* BEGIN DATA FOR THIS TASK *

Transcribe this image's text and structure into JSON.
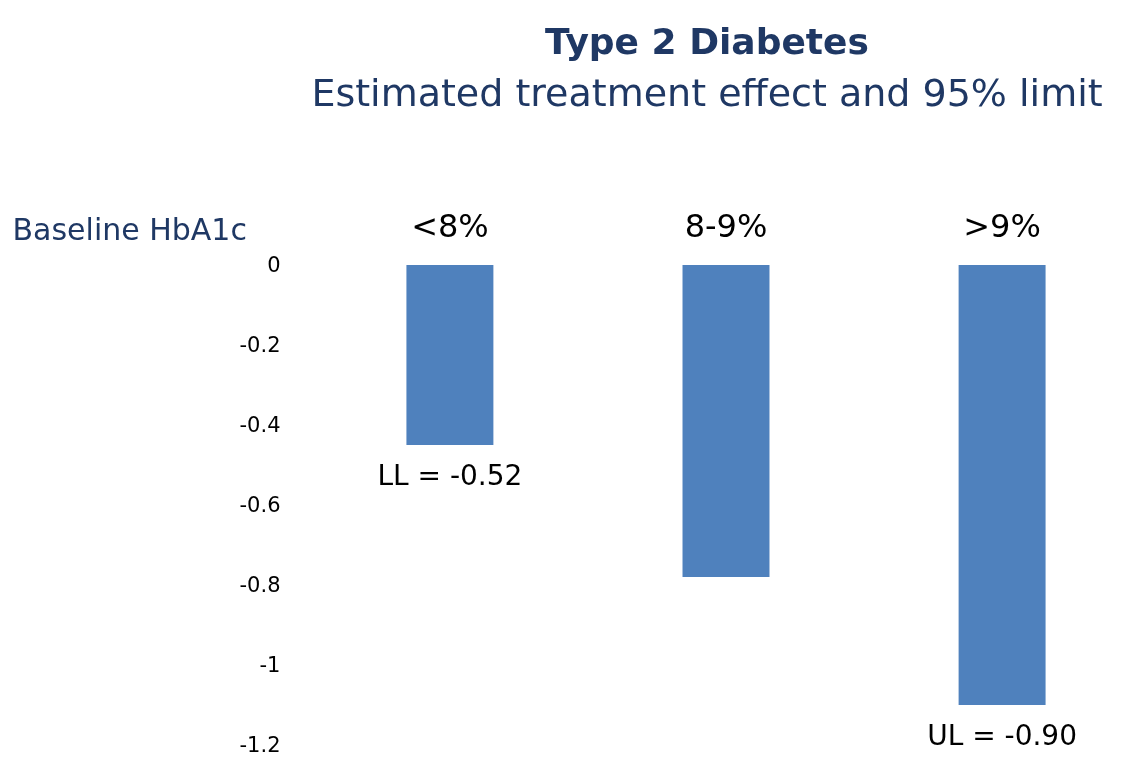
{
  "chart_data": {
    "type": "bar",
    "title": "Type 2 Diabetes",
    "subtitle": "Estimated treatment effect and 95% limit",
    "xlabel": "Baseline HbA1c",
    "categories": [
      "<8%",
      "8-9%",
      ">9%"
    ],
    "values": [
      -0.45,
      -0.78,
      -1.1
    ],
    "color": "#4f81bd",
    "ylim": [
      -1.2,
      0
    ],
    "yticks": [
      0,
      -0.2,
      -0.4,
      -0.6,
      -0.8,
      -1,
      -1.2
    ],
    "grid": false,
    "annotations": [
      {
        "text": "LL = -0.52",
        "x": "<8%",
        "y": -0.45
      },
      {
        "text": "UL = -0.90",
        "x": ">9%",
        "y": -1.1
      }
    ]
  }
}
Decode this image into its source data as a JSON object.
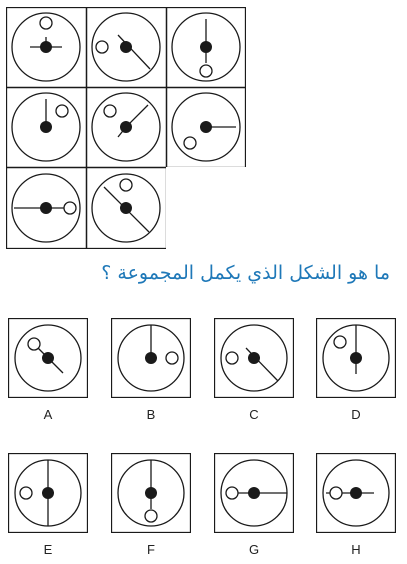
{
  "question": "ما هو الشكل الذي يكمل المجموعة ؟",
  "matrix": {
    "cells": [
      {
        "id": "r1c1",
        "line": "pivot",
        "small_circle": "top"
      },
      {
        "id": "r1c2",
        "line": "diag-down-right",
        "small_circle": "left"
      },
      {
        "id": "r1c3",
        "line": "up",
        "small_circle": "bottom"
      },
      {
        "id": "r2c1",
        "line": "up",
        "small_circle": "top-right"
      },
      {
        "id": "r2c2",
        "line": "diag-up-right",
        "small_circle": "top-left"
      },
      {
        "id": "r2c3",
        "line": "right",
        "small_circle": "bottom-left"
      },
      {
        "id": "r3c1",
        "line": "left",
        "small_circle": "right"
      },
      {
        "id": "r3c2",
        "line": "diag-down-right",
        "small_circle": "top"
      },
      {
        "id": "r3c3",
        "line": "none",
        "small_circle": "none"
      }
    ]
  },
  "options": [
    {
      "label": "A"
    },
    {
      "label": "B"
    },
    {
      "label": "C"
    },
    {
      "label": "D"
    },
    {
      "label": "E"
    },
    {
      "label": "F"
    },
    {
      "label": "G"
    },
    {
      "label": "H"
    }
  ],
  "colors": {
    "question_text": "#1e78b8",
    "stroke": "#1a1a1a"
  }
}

* END DATA FOR THIS TASK *

Among the lines of the material above, how many include the string "right"? Report only that number.

6